Entries —
◆ ◆ ◆

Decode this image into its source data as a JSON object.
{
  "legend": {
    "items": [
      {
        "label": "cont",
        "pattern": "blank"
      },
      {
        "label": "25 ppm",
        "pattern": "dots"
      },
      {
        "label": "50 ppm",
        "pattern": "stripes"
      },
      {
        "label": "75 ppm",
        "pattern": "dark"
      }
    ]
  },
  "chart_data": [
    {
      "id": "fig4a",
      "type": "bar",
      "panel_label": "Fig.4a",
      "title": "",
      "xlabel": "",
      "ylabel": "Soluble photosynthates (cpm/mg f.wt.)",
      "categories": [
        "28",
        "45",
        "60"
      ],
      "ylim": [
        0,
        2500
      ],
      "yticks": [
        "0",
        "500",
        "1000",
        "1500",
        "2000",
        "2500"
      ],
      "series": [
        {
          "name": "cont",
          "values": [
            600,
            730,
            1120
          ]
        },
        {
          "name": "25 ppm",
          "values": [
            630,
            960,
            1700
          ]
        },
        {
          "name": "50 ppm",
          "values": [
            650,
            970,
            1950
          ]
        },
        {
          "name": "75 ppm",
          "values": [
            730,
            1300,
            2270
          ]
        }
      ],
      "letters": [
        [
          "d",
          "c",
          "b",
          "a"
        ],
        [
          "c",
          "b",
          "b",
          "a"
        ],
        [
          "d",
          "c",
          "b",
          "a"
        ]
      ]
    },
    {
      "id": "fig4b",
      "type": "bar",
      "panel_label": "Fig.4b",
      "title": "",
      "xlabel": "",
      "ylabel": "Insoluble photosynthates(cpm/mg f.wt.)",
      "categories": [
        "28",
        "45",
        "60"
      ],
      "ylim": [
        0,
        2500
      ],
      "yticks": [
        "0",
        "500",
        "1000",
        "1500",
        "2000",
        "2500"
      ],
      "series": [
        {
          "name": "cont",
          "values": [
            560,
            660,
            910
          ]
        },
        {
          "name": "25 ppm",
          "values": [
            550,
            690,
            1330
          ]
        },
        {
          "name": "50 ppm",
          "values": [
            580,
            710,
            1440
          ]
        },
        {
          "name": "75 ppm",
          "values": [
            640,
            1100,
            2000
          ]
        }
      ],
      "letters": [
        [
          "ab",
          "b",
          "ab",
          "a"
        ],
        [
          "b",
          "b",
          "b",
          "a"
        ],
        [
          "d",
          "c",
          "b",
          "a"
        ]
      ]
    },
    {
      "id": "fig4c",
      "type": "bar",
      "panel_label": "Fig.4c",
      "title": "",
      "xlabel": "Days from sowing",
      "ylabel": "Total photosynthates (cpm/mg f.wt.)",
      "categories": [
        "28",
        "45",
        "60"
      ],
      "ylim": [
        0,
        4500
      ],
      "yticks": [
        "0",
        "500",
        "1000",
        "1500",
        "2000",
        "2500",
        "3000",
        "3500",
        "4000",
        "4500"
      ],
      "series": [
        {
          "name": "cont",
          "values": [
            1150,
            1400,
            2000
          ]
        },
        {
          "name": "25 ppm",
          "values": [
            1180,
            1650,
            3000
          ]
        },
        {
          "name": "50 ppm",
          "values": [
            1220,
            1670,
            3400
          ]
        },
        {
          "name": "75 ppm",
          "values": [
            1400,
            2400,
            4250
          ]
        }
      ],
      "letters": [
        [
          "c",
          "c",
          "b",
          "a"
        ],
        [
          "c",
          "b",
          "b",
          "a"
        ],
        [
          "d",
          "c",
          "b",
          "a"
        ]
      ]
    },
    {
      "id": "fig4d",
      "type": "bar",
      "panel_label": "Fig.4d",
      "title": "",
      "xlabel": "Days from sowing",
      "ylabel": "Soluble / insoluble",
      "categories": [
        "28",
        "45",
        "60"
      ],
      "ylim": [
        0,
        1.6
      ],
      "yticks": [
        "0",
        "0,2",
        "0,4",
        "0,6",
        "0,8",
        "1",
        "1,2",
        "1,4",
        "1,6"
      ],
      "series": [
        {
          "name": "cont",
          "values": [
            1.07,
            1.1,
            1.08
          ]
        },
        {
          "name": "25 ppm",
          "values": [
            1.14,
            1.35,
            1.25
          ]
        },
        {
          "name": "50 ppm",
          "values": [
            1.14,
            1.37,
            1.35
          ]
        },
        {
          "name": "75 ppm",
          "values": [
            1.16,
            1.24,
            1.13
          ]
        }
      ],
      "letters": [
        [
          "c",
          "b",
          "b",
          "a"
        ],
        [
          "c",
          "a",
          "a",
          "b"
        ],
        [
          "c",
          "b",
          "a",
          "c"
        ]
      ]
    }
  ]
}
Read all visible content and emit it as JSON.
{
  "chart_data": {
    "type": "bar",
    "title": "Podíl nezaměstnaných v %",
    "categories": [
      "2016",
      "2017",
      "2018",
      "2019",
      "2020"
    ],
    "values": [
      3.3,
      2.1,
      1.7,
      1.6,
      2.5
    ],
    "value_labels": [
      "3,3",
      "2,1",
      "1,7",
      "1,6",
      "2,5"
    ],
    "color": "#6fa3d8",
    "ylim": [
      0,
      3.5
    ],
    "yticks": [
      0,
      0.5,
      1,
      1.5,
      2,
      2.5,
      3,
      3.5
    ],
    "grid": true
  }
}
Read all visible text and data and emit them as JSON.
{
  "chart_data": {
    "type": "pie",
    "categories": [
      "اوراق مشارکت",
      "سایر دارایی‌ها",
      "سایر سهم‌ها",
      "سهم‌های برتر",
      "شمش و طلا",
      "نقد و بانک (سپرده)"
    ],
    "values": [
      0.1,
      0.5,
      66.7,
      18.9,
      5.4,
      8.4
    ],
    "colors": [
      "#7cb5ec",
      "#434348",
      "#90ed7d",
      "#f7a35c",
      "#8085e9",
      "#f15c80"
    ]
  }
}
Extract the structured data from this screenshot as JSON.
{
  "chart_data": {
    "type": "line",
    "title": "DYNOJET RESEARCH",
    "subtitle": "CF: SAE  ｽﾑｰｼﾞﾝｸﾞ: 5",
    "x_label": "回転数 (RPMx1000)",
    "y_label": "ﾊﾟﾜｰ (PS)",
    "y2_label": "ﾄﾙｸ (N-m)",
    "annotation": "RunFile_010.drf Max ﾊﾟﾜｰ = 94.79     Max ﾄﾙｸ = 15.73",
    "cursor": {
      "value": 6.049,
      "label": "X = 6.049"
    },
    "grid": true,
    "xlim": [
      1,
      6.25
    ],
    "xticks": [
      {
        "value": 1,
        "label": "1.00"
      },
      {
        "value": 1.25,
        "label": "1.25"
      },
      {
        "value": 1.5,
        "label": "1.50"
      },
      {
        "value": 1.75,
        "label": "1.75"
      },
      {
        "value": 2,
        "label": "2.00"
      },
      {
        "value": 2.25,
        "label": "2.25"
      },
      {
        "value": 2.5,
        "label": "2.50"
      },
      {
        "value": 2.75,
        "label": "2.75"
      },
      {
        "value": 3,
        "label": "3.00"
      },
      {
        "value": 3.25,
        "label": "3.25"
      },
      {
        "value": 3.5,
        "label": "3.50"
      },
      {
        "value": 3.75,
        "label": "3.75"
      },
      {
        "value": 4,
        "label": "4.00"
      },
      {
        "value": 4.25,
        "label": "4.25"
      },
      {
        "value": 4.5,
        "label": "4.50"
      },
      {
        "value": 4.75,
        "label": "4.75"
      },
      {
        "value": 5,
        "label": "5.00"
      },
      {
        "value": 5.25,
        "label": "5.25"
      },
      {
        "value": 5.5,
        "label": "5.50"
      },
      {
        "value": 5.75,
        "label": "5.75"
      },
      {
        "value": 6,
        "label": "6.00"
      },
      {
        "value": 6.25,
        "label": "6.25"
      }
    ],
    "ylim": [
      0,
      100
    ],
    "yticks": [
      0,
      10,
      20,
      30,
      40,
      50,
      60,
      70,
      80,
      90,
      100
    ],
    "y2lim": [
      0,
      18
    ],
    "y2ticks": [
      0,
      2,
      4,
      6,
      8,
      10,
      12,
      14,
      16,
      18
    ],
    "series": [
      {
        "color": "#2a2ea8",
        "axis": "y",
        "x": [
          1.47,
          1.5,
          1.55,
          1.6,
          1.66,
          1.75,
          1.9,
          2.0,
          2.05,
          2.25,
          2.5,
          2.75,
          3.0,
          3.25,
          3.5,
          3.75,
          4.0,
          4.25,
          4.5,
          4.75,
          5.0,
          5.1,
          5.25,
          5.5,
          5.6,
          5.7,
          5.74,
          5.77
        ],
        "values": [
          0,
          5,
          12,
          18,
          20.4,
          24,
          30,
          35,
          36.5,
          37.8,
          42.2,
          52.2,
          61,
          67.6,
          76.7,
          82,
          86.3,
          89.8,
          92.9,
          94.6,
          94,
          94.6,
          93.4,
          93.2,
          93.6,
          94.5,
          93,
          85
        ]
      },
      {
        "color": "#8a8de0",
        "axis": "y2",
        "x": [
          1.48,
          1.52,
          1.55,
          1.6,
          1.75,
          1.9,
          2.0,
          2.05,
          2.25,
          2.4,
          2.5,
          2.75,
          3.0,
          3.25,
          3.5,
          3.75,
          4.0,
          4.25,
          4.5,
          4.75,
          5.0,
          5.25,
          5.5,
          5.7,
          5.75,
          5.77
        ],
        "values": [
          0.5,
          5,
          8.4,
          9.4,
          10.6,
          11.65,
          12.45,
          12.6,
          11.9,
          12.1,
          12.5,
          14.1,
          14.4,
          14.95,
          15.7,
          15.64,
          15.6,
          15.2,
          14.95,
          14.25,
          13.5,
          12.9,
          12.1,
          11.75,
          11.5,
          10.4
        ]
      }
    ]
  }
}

◆ ◆ ◆

Goal — Pick out the lines that have the word "this". Copy them all.

Answer below —
Decode this image into its source data as a JSON object.
Extract the structured data from this screenshot as JSON.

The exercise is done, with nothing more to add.